> **WHAT IS REQUIRED**: Work out how many lines in the listing below include the word "name"; answer with the number alone.

-- begin LISTED ENTRIES --

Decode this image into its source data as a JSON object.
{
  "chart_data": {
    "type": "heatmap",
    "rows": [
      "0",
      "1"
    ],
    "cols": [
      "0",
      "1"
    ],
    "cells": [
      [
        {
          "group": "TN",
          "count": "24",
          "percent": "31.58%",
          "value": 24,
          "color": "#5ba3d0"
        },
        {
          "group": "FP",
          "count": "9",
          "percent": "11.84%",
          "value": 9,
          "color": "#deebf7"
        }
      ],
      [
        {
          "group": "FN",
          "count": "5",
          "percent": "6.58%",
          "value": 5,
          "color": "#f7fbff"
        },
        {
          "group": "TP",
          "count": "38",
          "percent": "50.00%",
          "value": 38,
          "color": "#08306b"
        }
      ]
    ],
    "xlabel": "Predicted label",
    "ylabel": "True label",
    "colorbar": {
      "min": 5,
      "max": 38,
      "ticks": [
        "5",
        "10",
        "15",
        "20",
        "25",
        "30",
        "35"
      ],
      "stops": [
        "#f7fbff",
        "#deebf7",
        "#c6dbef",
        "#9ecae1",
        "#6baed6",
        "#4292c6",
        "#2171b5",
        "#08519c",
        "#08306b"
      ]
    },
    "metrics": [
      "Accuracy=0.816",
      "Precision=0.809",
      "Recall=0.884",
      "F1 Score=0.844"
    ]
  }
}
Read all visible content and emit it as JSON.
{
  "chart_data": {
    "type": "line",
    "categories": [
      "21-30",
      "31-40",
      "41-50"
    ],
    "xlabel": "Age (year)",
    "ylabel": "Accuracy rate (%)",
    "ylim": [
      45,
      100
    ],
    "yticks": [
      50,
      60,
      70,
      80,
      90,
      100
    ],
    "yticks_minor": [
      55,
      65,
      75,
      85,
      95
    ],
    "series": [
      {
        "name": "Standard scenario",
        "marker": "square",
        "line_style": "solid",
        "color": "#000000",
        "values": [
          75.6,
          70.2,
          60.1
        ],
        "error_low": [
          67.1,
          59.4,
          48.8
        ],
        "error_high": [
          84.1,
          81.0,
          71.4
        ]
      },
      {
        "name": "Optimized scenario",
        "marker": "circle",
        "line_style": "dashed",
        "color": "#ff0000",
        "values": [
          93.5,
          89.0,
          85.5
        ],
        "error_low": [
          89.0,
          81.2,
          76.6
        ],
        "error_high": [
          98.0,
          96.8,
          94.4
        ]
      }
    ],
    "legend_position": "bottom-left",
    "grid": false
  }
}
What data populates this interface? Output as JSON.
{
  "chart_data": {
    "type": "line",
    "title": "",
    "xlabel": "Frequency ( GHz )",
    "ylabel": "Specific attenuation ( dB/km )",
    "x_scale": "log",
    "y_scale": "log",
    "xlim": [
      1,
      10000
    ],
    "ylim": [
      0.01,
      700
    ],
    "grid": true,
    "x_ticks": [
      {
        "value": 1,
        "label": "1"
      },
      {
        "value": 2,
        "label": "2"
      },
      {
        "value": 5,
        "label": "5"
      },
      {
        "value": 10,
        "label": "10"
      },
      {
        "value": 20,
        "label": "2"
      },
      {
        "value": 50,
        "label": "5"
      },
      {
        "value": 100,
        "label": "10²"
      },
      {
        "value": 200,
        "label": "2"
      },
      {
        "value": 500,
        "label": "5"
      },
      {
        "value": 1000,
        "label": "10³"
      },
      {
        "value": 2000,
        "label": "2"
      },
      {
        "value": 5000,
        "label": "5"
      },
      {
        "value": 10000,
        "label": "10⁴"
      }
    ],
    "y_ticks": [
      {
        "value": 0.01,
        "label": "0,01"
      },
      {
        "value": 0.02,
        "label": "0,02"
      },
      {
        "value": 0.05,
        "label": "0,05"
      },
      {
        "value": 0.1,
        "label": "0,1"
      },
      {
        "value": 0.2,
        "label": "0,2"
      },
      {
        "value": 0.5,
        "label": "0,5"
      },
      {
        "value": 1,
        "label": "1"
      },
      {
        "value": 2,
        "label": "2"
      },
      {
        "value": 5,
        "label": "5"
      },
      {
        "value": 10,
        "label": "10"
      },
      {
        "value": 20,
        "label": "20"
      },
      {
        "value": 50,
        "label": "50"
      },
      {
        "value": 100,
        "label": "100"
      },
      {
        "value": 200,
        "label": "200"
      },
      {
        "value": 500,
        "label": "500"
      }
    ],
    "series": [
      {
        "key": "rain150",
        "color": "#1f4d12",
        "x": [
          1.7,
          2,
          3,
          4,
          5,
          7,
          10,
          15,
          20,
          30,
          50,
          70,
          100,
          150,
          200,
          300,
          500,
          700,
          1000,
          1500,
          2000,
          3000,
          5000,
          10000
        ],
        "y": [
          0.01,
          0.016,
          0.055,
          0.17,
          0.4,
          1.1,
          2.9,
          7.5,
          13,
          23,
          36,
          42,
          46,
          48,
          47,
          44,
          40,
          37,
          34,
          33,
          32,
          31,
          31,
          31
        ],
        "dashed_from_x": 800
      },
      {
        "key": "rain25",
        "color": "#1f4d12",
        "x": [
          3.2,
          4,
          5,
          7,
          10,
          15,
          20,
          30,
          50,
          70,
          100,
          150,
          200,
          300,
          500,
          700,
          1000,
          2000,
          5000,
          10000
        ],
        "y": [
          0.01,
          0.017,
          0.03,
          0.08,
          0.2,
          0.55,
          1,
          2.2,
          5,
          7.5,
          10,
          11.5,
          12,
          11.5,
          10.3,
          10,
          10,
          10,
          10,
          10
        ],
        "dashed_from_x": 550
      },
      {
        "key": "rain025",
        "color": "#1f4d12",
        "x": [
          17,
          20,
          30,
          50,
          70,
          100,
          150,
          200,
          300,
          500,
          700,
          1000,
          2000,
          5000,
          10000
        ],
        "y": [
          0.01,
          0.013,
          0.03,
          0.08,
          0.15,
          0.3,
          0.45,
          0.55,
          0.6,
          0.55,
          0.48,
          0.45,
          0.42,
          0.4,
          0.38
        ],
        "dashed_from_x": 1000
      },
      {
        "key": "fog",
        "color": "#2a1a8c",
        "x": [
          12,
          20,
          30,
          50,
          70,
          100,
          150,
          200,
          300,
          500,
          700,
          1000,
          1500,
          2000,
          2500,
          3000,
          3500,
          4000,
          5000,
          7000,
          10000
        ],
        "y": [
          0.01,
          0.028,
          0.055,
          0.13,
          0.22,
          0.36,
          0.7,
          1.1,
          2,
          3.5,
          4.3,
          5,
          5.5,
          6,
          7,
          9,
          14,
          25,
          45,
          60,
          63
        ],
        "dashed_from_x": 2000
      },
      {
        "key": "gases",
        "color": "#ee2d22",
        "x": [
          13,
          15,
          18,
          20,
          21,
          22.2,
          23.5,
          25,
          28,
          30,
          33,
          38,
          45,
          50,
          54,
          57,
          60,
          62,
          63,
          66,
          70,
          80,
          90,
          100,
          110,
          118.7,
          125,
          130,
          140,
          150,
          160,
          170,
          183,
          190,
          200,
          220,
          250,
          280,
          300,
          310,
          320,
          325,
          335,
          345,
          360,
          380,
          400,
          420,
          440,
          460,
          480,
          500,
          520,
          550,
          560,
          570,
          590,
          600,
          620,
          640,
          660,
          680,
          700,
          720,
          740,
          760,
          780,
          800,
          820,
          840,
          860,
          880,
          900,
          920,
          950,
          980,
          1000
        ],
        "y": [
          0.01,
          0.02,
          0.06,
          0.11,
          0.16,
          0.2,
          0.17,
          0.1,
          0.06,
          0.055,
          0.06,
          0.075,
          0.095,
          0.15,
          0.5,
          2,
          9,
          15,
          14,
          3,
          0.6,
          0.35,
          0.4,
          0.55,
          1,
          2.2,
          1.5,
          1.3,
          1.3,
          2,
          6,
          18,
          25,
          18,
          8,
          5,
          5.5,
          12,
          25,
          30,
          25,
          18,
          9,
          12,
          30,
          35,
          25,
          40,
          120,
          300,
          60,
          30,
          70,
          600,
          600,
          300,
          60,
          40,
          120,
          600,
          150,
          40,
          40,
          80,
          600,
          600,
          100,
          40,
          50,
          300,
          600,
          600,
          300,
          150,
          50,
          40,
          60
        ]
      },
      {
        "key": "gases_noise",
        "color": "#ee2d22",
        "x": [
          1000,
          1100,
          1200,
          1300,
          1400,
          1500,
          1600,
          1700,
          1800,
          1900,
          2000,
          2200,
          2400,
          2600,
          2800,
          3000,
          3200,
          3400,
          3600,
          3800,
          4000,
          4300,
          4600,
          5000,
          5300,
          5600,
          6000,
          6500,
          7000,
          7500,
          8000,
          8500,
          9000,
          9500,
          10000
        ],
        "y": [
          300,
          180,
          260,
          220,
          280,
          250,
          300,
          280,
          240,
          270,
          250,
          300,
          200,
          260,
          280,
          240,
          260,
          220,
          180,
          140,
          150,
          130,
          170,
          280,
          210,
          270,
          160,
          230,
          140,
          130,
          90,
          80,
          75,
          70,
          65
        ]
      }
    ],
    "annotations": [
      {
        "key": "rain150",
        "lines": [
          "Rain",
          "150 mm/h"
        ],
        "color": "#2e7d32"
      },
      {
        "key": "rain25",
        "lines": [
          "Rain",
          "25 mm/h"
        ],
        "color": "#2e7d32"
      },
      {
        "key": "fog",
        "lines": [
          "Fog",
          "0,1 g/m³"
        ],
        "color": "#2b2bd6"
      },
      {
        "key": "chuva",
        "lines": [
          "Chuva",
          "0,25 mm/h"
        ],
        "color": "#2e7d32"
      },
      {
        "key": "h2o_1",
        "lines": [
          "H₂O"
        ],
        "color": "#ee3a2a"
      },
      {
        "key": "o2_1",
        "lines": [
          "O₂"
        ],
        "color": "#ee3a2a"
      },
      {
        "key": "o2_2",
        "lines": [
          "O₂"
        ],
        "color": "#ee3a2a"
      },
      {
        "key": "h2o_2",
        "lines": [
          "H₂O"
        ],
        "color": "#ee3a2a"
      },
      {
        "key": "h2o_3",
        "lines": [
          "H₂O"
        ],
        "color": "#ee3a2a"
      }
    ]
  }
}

-- end LISTED ENTRIES --

> **TASK OUTPUT**: 2